■ **EXERCISE AIM**
Locate the lines where "Cuántos" occurs and copy them as they stand.

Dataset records
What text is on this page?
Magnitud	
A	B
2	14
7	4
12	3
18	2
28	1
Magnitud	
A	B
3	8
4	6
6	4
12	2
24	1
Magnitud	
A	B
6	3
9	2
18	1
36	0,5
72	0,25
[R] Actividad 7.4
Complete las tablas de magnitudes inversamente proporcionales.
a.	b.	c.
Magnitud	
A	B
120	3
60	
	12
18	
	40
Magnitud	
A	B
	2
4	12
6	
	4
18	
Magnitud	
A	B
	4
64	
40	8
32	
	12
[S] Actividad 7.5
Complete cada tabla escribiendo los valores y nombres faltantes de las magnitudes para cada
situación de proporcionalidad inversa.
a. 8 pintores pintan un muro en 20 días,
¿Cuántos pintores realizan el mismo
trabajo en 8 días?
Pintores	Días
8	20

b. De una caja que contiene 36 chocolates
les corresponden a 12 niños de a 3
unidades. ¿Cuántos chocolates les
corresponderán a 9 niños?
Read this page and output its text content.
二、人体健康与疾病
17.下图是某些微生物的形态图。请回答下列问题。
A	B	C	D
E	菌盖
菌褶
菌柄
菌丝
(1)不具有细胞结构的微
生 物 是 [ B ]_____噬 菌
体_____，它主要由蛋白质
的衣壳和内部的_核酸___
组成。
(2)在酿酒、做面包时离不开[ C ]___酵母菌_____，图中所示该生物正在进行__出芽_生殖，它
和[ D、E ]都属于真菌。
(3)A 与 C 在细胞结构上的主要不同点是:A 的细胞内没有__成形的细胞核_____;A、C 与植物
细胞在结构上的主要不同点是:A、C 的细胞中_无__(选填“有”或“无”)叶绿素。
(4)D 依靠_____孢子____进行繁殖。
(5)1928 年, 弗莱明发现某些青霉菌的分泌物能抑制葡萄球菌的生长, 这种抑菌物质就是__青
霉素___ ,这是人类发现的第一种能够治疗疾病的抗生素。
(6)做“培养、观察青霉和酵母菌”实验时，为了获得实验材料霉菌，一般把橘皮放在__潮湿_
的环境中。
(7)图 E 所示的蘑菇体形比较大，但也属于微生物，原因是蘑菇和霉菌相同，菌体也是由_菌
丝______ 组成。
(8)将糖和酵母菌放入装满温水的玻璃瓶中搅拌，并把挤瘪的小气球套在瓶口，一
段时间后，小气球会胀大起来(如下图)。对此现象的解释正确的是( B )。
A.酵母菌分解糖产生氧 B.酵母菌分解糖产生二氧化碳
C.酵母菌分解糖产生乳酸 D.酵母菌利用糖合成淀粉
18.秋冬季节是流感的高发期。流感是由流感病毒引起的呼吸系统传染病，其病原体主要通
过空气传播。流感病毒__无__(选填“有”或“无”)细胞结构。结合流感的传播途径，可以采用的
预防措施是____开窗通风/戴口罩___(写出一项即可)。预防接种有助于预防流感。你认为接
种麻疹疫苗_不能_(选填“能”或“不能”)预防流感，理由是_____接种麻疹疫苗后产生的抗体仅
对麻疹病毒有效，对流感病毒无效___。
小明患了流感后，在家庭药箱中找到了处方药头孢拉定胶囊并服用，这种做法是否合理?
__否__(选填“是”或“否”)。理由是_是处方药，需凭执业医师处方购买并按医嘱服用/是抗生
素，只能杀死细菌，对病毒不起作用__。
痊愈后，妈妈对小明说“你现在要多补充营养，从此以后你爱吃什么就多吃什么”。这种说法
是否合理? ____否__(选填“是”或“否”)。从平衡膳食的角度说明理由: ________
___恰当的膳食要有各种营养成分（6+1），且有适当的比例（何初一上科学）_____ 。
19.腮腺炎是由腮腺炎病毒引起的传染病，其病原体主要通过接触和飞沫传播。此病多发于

■ **ANSWER FOR THIS EXERCISE**
¿Cuántos pintores realizan el mismo
unidades. ¿Cuántos chocolates les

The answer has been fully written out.